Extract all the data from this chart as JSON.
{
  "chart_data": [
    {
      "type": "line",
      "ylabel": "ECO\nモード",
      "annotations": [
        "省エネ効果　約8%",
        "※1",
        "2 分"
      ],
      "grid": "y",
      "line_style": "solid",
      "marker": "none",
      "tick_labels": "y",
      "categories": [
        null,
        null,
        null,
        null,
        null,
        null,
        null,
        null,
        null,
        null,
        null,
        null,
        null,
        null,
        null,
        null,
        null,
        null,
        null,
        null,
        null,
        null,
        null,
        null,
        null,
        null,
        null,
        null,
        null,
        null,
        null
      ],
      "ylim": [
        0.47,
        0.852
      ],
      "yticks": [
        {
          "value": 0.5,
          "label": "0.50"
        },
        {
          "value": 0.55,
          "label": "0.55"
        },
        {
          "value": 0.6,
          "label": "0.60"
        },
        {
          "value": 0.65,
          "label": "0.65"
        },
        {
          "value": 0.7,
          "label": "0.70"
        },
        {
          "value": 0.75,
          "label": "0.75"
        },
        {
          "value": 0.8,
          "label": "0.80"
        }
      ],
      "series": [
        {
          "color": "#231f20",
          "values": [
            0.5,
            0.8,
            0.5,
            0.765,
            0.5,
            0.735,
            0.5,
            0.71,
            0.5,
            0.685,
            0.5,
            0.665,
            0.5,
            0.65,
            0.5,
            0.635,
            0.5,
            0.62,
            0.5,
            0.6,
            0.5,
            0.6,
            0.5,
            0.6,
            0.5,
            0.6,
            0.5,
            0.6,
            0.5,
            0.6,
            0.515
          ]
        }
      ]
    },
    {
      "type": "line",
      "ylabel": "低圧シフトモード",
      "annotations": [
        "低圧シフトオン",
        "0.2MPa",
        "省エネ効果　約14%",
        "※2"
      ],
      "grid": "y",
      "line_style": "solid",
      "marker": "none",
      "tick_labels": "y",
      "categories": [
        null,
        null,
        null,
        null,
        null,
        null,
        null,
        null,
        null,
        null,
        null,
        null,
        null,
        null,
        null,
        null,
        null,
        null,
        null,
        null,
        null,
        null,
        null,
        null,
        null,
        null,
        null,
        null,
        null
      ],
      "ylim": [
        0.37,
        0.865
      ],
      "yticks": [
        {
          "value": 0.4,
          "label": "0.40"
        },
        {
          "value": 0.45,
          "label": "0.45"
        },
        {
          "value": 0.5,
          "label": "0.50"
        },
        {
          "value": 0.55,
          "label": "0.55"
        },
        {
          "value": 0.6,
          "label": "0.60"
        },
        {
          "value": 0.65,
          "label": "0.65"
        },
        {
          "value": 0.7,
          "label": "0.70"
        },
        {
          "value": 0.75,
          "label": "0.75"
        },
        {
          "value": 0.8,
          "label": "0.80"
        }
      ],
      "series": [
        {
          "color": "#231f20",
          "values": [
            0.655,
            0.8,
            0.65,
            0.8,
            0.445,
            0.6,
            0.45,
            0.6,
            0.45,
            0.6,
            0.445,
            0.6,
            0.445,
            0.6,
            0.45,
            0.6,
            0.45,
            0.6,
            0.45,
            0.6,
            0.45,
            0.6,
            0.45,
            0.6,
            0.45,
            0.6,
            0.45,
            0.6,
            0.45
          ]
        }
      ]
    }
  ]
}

══════════

Faithfully copy every entry, leaving nothing out.

Task answer:
Extract all the data from this chart as JSON.
{
  "chart_data": [
    {
      "type": "line",
      "ylabel": "ECO\nモード",
      "annotations": [
        "省エネ効果　約8%",
        "※1",
        "2 分"
      ],
      "grid": "y",
      "line_style": "solid",
      "marker": "none",
      "tick_labels": "y",
      "categories": [
        null,
        null,
        null,
        null,
        null,
        null,
        null,
        null,
        null,
        null,
        null,
        null,
        null,
        null,
        null,
        null,
        null,
        null,
        null,
        null,
        null,
        null,
        null,
        null,
        null,
        null,
        null,
        null,
        null,
        null,
        null
      ],
      "ylim": [
        0.47,
        0.852
      ],
      "yticks": [
        {
          "value": 0.5,
          "label": "0.50"
        },
        {
          "value": 0.55,
          "label": "0.55"
        },
        {
          "value": 0.6,
          "label": "0.60"
        },
        {
          "value": 0.65,
          "label": "0.65"
        },
        {
          "value": 0.7,
          "label": "0.70"
        },
        {
          "value": 0.75,
          "label": "0.75"
        },
        {
          "value": 0.8,
          "label": "0.80"
        }
      ],
      "series": [
        {
          "color": "#231f20",
          "values": [
            0.5,
            0.8,
            0.5,
            0.765,
            0.5,
            0.735,
            0.5,
            0.71,
            0.5,
            0.685,
            0.5,
            0.665,
            0.5,
            0.65,
            0.5,
            0.635,
            0.5,
            0.62,
            0.5,
            0.6,
            0.5,
            0.6,
            0.5,
            0.6,
            0.5,
            0.6,
            0.5,
            0.6,
            0.5,
            0.6,
            0.515
          ]
        }
      ]
    },
    {
      "type": "line",
      "ylabel": "低圧シフトモード",
      "annotations": [
        "低圧シフトオン",
        "0.2MPa",
        "省エネ効果　約14%",
        "※2"
      ],
      "grid": "y",
      "line_style": "solid",
      "marker": "none",
      "tick_labels": "y",
      "categories": [
        null,
        null,
        null,
        null,
        null,
        null,
        null,
        null,
        null,
        null,
        null,
        null,
        null,
        null,
        null,
        null,
        null,
        null,
        null,
        null,
        null,
        null,
        null,
        null,
        null,
        null,
        null,
        null,
        null
      ],
      "ylim": [
        0.37,
        0.865
      ],
      "yticks": [
        {
          "value": 0.4,
          "label": "0.40"
        },
        {
          "value": 0.45,
          "label": "0.45"
        },
        {
          "value": 0.5,
          "label": "0.50"
        },
        {
          "value": 0.55,
          "label": "0.55"
        },
        {
          "value": 0.6,
          "label": "0.60"
        },
        {
          "value": 0.65,
          "label": "0.65"
        },
        {
          "value": 0.7,
          "label": "0.70"
        },
        {
          "value": 0.75,
          "label": "0.75"
        },
        {
          "value": 0.8,
          "label": "0.80"
        }
      ],
      "series": [
        {
          "color": "#231f20",
          "values": [
            0.655,
            0.8,
            0.65,
            0.8,
            0.445,
            0.6,
            0.45,
            0.6,
            0.45,
            0.6,
            0.445,
            0.6,
            0.445,
            0.6,
            0.45,
            0.6,
            0.45,
            0.6,
            0.45,
            0.6,
            0.45,
            0.6,
            0.45,
            0.6,
            0.45,
            0.6,
            0.45,
            0.6,
            0.45
          ]
        }
      ]
    }
  ]
}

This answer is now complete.